TASK REQUIREMENTS: When you reach the records below, repeat each one exactly as written.

DATA RECORDS:
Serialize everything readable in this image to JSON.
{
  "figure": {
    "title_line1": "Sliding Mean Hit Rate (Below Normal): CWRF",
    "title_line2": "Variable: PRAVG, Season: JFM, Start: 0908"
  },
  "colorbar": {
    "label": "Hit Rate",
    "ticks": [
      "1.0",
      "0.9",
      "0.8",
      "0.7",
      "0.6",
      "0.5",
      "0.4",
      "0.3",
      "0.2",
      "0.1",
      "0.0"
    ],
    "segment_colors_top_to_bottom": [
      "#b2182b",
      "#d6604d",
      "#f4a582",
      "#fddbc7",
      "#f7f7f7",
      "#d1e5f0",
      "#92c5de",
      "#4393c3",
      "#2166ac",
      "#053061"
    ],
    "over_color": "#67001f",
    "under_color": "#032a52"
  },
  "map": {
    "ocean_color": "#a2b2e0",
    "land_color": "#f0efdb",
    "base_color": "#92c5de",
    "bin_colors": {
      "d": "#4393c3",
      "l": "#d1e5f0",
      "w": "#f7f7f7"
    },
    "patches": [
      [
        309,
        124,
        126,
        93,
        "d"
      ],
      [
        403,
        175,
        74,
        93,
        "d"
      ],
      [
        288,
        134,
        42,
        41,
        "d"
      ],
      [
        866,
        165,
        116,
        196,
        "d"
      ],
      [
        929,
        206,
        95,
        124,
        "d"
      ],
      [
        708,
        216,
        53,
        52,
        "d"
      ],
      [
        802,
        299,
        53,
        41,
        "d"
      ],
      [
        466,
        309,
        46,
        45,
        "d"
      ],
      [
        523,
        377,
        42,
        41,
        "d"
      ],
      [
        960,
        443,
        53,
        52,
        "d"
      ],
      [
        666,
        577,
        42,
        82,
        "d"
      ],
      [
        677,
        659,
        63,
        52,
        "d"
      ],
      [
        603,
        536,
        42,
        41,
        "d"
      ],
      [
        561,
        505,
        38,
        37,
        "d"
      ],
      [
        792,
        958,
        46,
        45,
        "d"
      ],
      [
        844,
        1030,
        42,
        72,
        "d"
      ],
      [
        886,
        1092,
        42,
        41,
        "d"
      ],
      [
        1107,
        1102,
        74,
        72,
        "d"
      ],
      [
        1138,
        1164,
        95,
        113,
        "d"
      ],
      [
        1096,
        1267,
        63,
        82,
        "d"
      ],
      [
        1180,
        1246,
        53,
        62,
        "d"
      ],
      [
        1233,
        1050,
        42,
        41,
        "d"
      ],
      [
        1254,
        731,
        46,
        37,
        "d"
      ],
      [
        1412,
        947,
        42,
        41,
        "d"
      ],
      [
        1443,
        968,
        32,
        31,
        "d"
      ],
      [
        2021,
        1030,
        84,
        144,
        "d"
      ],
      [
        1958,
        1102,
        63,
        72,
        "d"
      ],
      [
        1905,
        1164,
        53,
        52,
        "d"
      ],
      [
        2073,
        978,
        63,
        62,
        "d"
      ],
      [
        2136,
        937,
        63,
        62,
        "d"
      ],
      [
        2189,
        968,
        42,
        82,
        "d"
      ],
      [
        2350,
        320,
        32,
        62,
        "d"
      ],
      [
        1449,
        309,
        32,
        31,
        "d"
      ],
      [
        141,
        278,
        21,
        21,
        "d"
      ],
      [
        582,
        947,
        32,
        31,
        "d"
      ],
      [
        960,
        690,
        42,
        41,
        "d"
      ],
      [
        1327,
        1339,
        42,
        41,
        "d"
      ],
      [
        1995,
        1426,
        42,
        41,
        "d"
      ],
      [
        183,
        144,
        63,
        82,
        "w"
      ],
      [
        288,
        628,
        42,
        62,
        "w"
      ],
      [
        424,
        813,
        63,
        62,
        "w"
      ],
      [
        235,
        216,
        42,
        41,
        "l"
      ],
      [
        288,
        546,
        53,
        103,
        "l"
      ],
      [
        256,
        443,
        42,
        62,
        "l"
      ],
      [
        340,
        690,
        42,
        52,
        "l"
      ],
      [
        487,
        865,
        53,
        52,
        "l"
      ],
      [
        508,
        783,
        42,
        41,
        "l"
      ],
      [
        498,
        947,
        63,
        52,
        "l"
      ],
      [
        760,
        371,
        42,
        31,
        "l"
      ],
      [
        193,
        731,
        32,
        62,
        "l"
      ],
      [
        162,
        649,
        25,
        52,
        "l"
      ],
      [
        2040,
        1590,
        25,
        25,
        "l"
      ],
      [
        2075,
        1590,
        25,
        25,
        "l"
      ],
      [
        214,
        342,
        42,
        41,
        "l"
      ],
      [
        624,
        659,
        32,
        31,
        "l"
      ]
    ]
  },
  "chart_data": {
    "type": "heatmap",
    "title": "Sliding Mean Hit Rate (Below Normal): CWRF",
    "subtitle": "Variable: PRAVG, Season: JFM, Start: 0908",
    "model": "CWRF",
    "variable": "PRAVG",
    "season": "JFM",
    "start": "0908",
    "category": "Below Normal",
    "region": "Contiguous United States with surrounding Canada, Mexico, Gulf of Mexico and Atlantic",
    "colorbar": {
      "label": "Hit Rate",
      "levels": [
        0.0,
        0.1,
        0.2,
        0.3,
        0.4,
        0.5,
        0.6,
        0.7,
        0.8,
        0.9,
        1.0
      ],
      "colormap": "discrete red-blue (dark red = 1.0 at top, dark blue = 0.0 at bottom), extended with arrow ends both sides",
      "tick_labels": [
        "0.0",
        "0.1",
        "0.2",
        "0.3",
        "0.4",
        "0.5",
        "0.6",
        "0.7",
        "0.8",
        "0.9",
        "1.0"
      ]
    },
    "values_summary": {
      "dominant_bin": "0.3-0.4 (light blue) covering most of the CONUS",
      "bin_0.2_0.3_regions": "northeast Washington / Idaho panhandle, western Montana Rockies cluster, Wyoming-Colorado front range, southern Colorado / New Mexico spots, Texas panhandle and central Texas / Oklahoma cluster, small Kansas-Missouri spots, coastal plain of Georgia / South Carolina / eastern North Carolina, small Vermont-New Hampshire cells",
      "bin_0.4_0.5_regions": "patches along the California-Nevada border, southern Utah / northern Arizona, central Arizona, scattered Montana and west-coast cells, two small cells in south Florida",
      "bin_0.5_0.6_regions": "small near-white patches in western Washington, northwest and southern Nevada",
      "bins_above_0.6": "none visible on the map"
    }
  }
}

RESULT BELOW:
Serialize everything readable in this image to JSON.
{
  "figure": {
    "title_line1": "Sliding Mean Hit Rate (Below Normal): CWRF",
    "title_line2": "Variable: PRAVG, Season: JFM, Start: 0908"
  },
  "colorbar": {
    "label": "Hit Rate",
    "ticks": [
      "1.0",
      "0.9",
      "0.8",
      "0.7",
      "0.6",
      "0.5",
      "0.4",
      "0.3",
      "0.2",
      "0.1",
      "0.0"
    ],
    "segment_colors_top_to_bottom": [
      "#b2182b",
      "#d6604d",
      "#f4a582",
      "#fddbc7",
      "#f7f7f7",
      "#d1e5f0",
      "#92c5de",
      "#4393c3",
      "#2166ac",
      "#053061"
    ],
    "over_color": "#67001f",
    "under_color": "#032a52"
  },
  "map": {
    "ocean_color": "#a2b2e0",
    "land_color": "#f0efdb",
    "base_color": "#92c5de",
    "bin_colors": {
      "d": "#4393c3",
      "l": "#d1e5f0",
      "w": "#f7f7f7"
    },
    "patches": [
      [
        309,
        124,
        126,
        93,
        "d"
      ],
      [
        403,
        175,
        74,
        93,
        "d"
      ],
      [
        288,
        134,
        42,
        41,
        "d"
      ],
      [
        866,
        165,
        116,
        196,
        "d"
      ],
      [
        929,
        206,
        95,
        124,
        "d"
      ],
      [
        708,
        216,
        53,
        52,
        "d"
      ],
      [
        802,
        299,
        53,
        41,
        "d"
      ],
      [
        466,
        309,
        46,
        45,
        "d"
      ],
      [
        523,
        377,
        42,
        41,
        "d"
      ],
      [
        960,
        443,
        53,
        52,
        "d"
      ],
      [
        666,
        577,
        42,
        82,
        "d"
      ],
      [
        677,
        659,
        63,
        52,
        "d"
      ],
      [
        603,
        536,
        42,
        41,
        "d"
      ],
      [
        561,
        505,
        38,
        37,
        "d"
      ],
      [
        792,
        958,
        46,
        45,
        "d"
      ],
      [
        844,
        1030,
        42,
        72,
        "d"
      ],
      [
        886,
        1092,
        42,
        41,
        "d"
      ],
      [
        1107,
        1102,
        74,
        72,
        "d"
      ],
      [
        1138,
        1164,
        95,
        113,
        "d"
      ],
      [
        1096,
        1267,
        63,
        82,
        "d"
      ],
      [
        1180,
        1246,
        53,
        62,
        "d"
      ],
      [
        1233,
        1050,
        42,
        41,
        "d"
      ],
      [
        1254,
        731,
        46,
        37,
        "d"
      ],
      [
        1412,
        947,
        42,
        41,
        "d"
      ],
      [
        1443,
        968,
        32,
        31,
        "d"
      ],
      [
        2021,
        1030,
        84,
        144,
        "d"
      ],
      [
        1958,
        1102,
        63,
        72,
        "d"
      ],
      [
        1905,
        1164,
        53,
        52,
        "d"
      ],
      [
        2073,
        978,
        63,
        62,
        "d"
      ],
      [
        2136,
        937,
        63,
        62,
        "d"
      ],
      [
        2189,
        968,
        42,
        82,
        "d"
      ],
      [
        2350,
        320,
        32,
        62,
        "d"
      ],
      [
        1449,
        309,
        32,
        31,
        "d"
      ],
      [
        141,
        278,
        21,
        21,
        "d"
      ],
      [
        582,
        947,
        32,
        31,
        "d"
      ],
      [
        960,
        690,
        42,
        41,
        "d"
      ],
      [
        1327,
        1339,
        42,
        41,
        "d"
      ],
      [
        1995,
        1426,
        42,
        41,
        "d"
      ],
      [
        183,
        144,
        63,
        82,
        "w"
      ],
      [
        288,
        628,
        42,
        62,
        "w"
      ],
      [
        424,
        813,
        63,
        62,
        "w"
      ],
      [
        235,
        216,
        42,
        41,
        "l"
      ],
      [
        288,
        546,
        53,
        103,
        "l"
      ],
      [
        256,
        443,
        42,
        62,
        "l"
      ],
      [
        340,
        690,
        42,
        52,
        "l"
      ],
      [
        487,
        865,
        53,
        52,
        "l"
      ],
      [
        508,
        783,
        42,
        41,
        "l"
      ],
      [
        498,
        947,
        63,
        52,
        "l"
      ],
      [
        760,
        371,
        42,
        31,
        "l"
      ],
      [
        193,
        731,
        32,
        62,
        "l"
      ],
      [
        162,
        649,
        25,
        52,
        "l"
      ],
      [
        2040,
        1590,
        25,
        25,
        "l"
      ],
      [
        2075,
        1590,
        25,
        25,
        "l"
      ],
      [
        214,
        342,
        42,
        41,
        "l"
      ],
      [
        624,
        659,
        32,
        31,
        "l"
      ]
    ]
  },
  "chart_data": {
    "type": "heatmap",
    "title": "Sliding Mean Hit Rate (Below Normal): CWRF",
    "subtitle": "Variable: PRAVG, Season: JFM, Start: 0908",
    "model": "CWRF",
    "variable": "PRAVG",
    "season": "JFM",
    "start": "0908",
    "category": "Below Normal",
    "region": "Contiguous United States with surrounding Canada, Mexico, Gulf of Mexico and Atlantic",
    "colorbar": {
      "label": "Hit Rate",
      "levels": [
        0.0,
        0.1,
        0.2,
        0.3,
        0.4,
        0.5,
        0.6,
        0.7,
        0.8,
        0.9,
        1.0
      ],
      "colormap": "discrete red-blue (dark red = 1.0 at top, dark blue = 0.0 at bottom), extended with arrow ends both sides",
      "tick_labels": [
        "0.0",
        "0.1",
        "0.2",
        "0.3",
        "0.4",
        "0.5",
        "0.6",
        "0.7",
        "0.8",
        "0.9",
        "1.0"
      ]
    },
    "values_summary": {
      "dominant_bin": "0.3-0.4 (light blue) covering most of the CONUS",
      "bin_0.2_0.3_regions": "northeast Washington / Idaho panhandle, western Montana Rockies cluster, Wyoming-Colorado front range, southern Colorado / New Mexico spots, Texas panhandle and central Texas / Oklahoma cluster, small Kansas-Missouri spots, coastal plain of Georgia / South Carolina / eastern North Carolina, small Vermont-New Hampshire cells",
      "bin_0.4_0.5_regions": "patches along the California-Nevada border, southern Utah / northern Arizona, central Arizona, scattered Montana and west-coast cells, two small cells in south Florida",
      "bin_0.5_0.6_regions": "small near-white patches in western Washington, northwest and southern Nevada",
      "bins_above_0.6": "none visible on the map"
    }
  }
}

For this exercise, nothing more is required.